» Set exercise
Reproduce the material in full, unchanged.

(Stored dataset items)
_ _ _ _ _

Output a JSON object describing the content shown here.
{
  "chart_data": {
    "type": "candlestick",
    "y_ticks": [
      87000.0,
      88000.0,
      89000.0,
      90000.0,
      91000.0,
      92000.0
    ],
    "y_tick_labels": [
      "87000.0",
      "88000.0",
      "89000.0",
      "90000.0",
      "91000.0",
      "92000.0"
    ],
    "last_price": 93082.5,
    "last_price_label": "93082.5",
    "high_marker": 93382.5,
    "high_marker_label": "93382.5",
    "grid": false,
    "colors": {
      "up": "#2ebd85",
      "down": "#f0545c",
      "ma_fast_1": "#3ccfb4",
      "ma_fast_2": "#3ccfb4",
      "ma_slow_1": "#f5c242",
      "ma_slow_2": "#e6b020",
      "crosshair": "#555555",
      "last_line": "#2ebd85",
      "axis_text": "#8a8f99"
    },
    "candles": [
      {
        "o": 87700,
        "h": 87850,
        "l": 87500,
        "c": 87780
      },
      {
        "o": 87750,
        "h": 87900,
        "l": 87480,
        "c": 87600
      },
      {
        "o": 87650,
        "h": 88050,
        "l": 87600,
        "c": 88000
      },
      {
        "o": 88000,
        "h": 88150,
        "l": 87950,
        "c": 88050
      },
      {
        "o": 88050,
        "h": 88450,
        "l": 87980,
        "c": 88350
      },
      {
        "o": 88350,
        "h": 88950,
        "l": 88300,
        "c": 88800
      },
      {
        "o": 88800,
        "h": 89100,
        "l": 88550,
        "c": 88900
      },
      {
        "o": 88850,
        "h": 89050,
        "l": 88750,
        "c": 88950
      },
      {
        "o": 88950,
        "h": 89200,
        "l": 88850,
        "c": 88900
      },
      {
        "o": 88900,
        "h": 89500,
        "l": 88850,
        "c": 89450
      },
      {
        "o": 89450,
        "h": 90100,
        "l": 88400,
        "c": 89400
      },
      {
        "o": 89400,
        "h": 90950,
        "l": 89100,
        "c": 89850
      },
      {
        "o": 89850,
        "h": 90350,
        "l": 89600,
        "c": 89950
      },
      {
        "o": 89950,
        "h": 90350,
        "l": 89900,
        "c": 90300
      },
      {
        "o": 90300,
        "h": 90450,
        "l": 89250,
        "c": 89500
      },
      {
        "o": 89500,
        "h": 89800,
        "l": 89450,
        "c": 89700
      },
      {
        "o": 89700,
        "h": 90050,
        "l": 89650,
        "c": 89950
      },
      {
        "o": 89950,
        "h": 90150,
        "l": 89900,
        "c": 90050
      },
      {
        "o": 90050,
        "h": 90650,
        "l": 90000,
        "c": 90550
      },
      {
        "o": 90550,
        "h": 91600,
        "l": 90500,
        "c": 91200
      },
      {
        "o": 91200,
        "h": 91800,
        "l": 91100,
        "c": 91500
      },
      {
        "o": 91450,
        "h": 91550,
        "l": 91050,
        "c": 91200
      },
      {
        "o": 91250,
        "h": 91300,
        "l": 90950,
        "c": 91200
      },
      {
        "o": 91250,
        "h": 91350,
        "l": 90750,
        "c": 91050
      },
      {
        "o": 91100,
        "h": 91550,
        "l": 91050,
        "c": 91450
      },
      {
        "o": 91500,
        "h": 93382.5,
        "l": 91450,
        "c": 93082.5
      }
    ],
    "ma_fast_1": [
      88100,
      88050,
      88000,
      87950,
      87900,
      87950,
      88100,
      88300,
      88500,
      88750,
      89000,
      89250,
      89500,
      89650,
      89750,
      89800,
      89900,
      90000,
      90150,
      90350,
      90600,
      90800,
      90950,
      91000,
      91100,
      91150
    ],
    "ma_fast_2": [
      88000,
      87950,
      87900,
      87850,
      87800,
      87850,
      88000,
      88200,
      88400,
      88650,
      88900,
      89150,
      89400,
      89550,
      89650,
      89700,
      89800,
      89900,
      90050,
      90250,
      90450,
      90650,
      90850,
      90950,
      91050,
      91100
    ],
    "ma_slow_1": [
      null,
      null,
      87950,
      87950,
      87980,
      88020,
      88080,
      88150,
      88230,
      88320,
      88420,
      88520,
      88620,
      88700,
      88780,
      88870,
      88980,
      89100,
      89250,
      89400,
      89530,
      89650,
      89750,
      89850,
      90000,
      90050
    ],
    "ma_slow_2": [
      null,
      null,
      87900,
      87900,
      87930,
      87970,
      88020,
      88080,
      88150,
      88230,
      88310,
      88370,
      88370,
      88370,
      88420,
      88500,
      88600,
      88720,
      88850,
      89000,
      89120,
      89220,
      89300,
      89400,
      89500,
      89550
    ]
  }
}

_ _ _ _ _

» Reply to the task
Output a JSON object describing the content shown here.
{
  "chart_data": {
    "type": "candlestick",
    "y_ticks": [
      87000.0,
      88000.0,
      89000.0,
      90000.0,
      91000.0,
      92000.0
    ],
    "y_tick_labels": [
      "87000.0",
      "88000.0",
      "89000.0",
      "90000.0",
      "91000.0",
      "92000.0"
    ],
    "last_price": 93082.5,
    "last_price_label": "93082.5",
    "high_marker": 93382.5,
    "high_marker_label": "93382.5",
    "grid": false,
    "colors": {
      "up": "#2ebd85",
      "down": "#f0545c",
      "ma_fast_1": "#3ccfb4",
      "ma_fast_2": "#3ccfb4",
      "ma_slow_1": "#f5c242",
      "ma_slow_2": "#e6b020",
      "crosshair": "#555555",
      "last_line": "#2ebd85",
      "axis_text": "#8a8f99"
    },
    "candles": [
      {
        "o": 87700,
        "h": 87850,
        "l": 87500,
        "c": 87780
      },
      {
        "o": 87750,
        "h": 87900,
        "l": 87480,
        "c": 87600
      },
      {
        "o": 87650,
        "h": 88050,
        "l": 87600,
        "c": 88000
      },
      {
        "o": 88000,
        "h": 88150,
        "l": 87950,
        "c": 88050
      },
      {
        "o": 88050,
        "h": 88450,
        "l": 87980,
        "c": 88350
      },
      {
        "o": 88350,
        "h": 88950,
        "l": 88300,
        "c": 88800
      },
      {
        "o": 88800,
        "h": 89100,
        "l": 88550,
        "c": 88900
      },
      {
        "o": 88850,
        "h": 89050,
        "l": 88750,
        "c": 88950
      },
      {
        "o": 88950,
        "h": 89200,
        "l": 88850,
        "c": 88900
      },
      {
        "o": 88900,
        "h": 89500,
        "l": 88850,
        "c": 89450
      },
      {
        "o": 89450,
        "h": 90100,
        "l": 88400,
        "c": 89400
      },
      {
        "o": 89400,
        "h": 90950,
        "l": 89100,
        "c": 89850
      },
      {
        "o": 89850,
        "h": 90350,
        "l": 89600,
        "c": 89950
      },
      {
        "o": 89950,
        "h": 90350,
        "l": 89900,
        "c": 90300
      },
      {
        "o": 90300,
        "h": 90450,
        "l": 89250,
        "c": 89500
      },
      {
        "o": 89500,
        "h": 89800,
        "l": 89450,
        "c": 89700
      },
      {
        "o": 89700,
        "h": 90050,
        "l": 89650,
        "c": 89950
      },
      {
        "o": 89950,
        "h": 90150,
        "l": 89900,
        "c": 90050
      },
      {
        "o": 90050,
        "h": 90650,
        "l": 90000,
        "c": 90550
      },
      {
        "o": 90550,
        "h": 91600,
        "l": 90500,
        "c": 91200
      },
      {
        "o": 91200,
        "h": 91800,
        "l": 91100,
        "c": 91500
      },
      {
        "o": 91450,
        "h": 91550,
        "l": 91050,
        "c": 91200
      },
      {
        "o": 91250,
        "h": 91300,
        "l": 90950,
        "c": 91200
      },
      {
        "o": 91250,
        "h": 91350,
        "l": 90750,
        "c": 91050
      },
      {
        "o": 91100,
        "h": 91550,
        "l": 91050,
        "c": 91450
      },
      {
        "o": 91500,
        "h": 93382.5,
        "l": 91450,
        "c": 93082.5
      }
    ],
    "ma_fast_1": [
      88100,
      88050,
      88000,
      87950,
      87900,
      87950,
      88100,
      88300,
      88500,
      88750,
      89000,
      89250,
      89500,
      89650,
      89750,
      89800,
      89900,
      90000,
      90150,
      90350,
      90600,
      90800,
      90950,
      91000,
      91100,
      91150
    ],
    "ma_fast_2": [
      88000,
      87950,
      87900,
      87850,
      87800,
      87850,
      88000,
      88200,
      88400,
      88650,
      88900,
      89150,
      89400,
      89550,
      89650,
      89700,
      89800,
      89900,
      90050,
      90250,
      90450,
      90650,
      90850,
      90950,
      91050,
      91100
    ],
    "ma_slow_1": [
      null,
      null,
      87950,
      87950,
      87980,
      88020,
      88080,
      88150,
      88230,
      88320,
      88420,
      88520,
      88620,
      88700,
      88780,
      88870,
      88980,
      89100,
      89250,
      89400,
      89530,
      89650,
      89750,
      89850,
      90000,
      90050
    ],
    "ma_slow_2": [
      null,
      null,
      87900,
      87900,
      87930,
      87970,
      88020,
      88080,
      88150,
      88230,
      88310,
      88370,
      88370,
      88370,
      88420,
      88500,
      88600,
      88720,
      88850,
      89000,
      89120,
      89220,
      89300,
      89400,
      89500,
      89550
    ]
  }
}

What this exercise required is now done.